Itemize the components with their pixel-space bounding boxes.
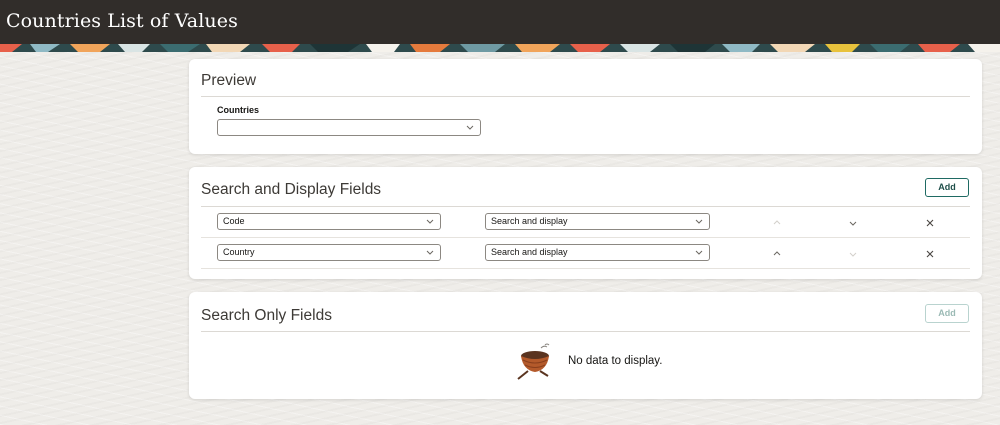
row-divider — [201, 237, 970, 238]
chevron-down-icon — [694, 245, 704, 260]
add-search-only-button[interactable]: Add — [925, 304, 969, 323]
mode-select-code[interactable]: Search and display — [485, 213, 710, 230]
empty-state: No data to display. — [514, 342, 684, 382]
field-select-value: Code — [223, 216, 245, 226]
close-icon[interactable] — [923, 216, 937, 230]
search-display-panel: Search and Display Fields Add Code Searc… — [189, 167, 982, 279]
search-only-divider — [201, 331, 970, 332]
row-divider — [201, 268, 970, 269]
search-display-divider — [201, 206, 970, 207]
chevron-down-icon — [465, 120, 475, 135]
arrow-up-icon[interactable] — [770, 247, 784, 261]
field-select-country[interactable]: Country — [217, 244, 441, 261]
add-search-display-button[interactable]: Add — [925, 178, 969, 197]
search-display-title: Search and Display Fields — [201, 181, 382, 198]
empty-message: No data to display. — [568, 355, 663, 367]
chevron-down-icon — [694, 214, 704, 229]
field-select-code[interactable]: Code — [217, 213, 441, 230]
mode-select-value: Search and display — [491, 247, 568, 257]
close-icon[interactable] — [923, 247, 937, 261]
chevron-down-icon — [425, 214, 435, 229]
search-only-panel: Search Only Fields Add No data to displa… — [189, 292, 982, 399]
preview-divider — [201, 96, 970, 97]
empty-nest-icon — [514, 342, 558, 387]
countries-label: Countries — [217, 105, 260, 115]
decorative-banner — [0, 44, 1000, 52]
arrow-up-icon[interactable] — [770, 216, 784, 230]
countries-select[interactable] — [217, 119, 481, 136]
chevron-down-icon — [425, 245, 435, 260]
app-header: Countries List of Values — [0, 0, 1000, 44]
arrow-down-icon[interactable] — [846, 247, 860, 261]
mode-select-country[interactable]: Search and display — [485, 244, 710, 261]
preview-panel: Preview Countries — [189, 59, 982, 154]
preview-title: Preview — [201, 72, 257, 89]
search-only-title: Search Only Fields — [201, 307, 332, 324]
page-title: Countries List of Values — [6, 10, 238, 32]
field-select-value: Country — [223, 247, 255, 257]
mode-select-value: Search and display — [491, 216, 568, 226]
arrow-down-icon[interactable] — [846, 216, 860, 230]
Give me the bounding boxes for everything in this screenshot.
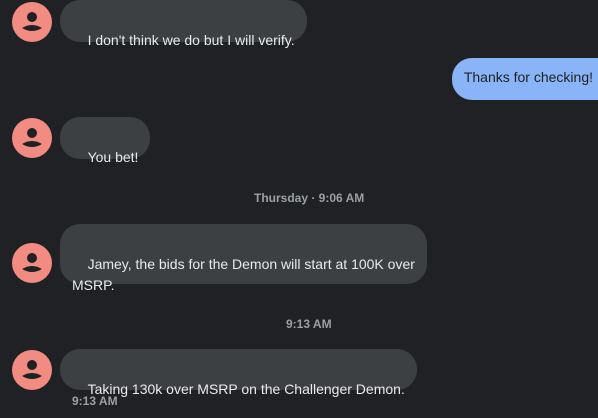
message-bubble[interactable]: Jamey, the bids for the Demon will start… — [60, 224, 427, 293]
conversation-thread: I don't think we do but I will verify. T… — [0, 0, 598, 418]
person-icon — [22, 253, 42, 272]
outgoing-message-bubble[interactable]: Thanks for checking! — [451, 58, 598, 100]
contact-avatar[interactable] — [12, 243, 52, 283]
date-separator: Thursday · 9:06 AM — [254, 191, 365, 205]
time-separator: 9:13 AM — [286, 317, 332, 331]
message-bubble[interactable]: You bet! — [60, 117, 151, 165]
message-bubble[interactable]: Taking 130k over MSRP on the Challenger … — [60, 349, 417, 397]
message-bubble[interactable]: I don't think we do but I will verify. — [60, 0, 307, 48]
message-text: I don't think we do but I will verify. — [87, 32, 295, 48]
message-text: Thanks for checking! — [463, 69, 593, 85]
message-text: Taking 130k over MSRP on the Challenger … — [87, 381, 405, 397]
contact-avatar[interactable] — [12, 350, 52, 390]
person-icon — [22, 12, 42, 31]
contact-avatar[interactable] — [12, 118, 52, 158]
message-timestamp: 9:13 AM — [72, 394, 118, 408]
person-icon — [22, 360, 42, 379]
person-icon — [22, 128, 42, 147]
message-text: Jamey, the bids for the Demon will start… — [72, 256, 419, 293]
contact-avatar[interactable] — [12, 2, 52, 42]
message-text: You bet! — [87, 149, 139, 165]
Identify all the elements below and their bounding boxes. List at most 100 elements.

------------------------------------------------

The exercise — Convert the lines starting at the one containing "message-bubble[interactable]: Jamey, the" and ending at the one containing "contact-avatar[interactable] — [12, 2, 52, 42]" into a Markdown table with the columns Row and Line. Number each row and omit any blank lines.

Task solution —
| Row | Line |
|---|---|
| 1 | message-bubble[interactable]: Jamey, the bids for the Demon will start… — [60, 224, 427, 293] |
| 2 | conversation-thread: I don't think we do but I will verify. T… — [0, 0, 598, 418] |
| 3 | person-icon — [22, 253, 42, 272] |
| 4 | outgoing-message-bubble[interactable]: Thanks for checking! — [451, 58, 598, 100] |
| 5 | contact-avatar[interactable] — [12, 243, 52, 283] |
| 6 | date-separator: Thursday · 9:06 AM — [254, 191, 365, 205] |
| 7 | time-separator: 9:13 AM — [286, 317, 332, 331] |
| 8 | message-bubble[interactable]: You bet! — [60, 117, 151, 165] |
| 9 | message-bubble[interactable]: Taking 130k over MSRP on the Challenger … — [60, 349, 417, 397] |
| 10 | message-bubble[interactable]: I don't think we do but I will verify. — [60, 0, 307, 48] |
| 11 | message-text: I don't think we do but I will verify. — [87, 32, 295, 48] |
| 12 | message-text: Thanks for checking! — [463, 69, 593, 85] |
| 13 | message-text: Taking 130k over MSRP on the Challenger … — [87, 381, 405, 397] |
| 14 | contact-avatar[interactable] — [12, 350, 52, 390] |
| 15 | person-icon — [22, 12, 42, 31] |
| 16 | contact-avatar[interactable] — [12, 118, 52, 158] |
| 17 | message-timestamp: 9:13 AM — [72, 394, 118, 408] |
| 18 | person-icon — [22, 360, 42, 379] |
| 19 | person-icon — [22, 128, 42, 147] |
| 20 | message-text: Jamey, the bids for the Demon will start… — [72, 256, 419, 293] |
| 21 | contact-avatar[interactable] — [12, 2, 52, 42] |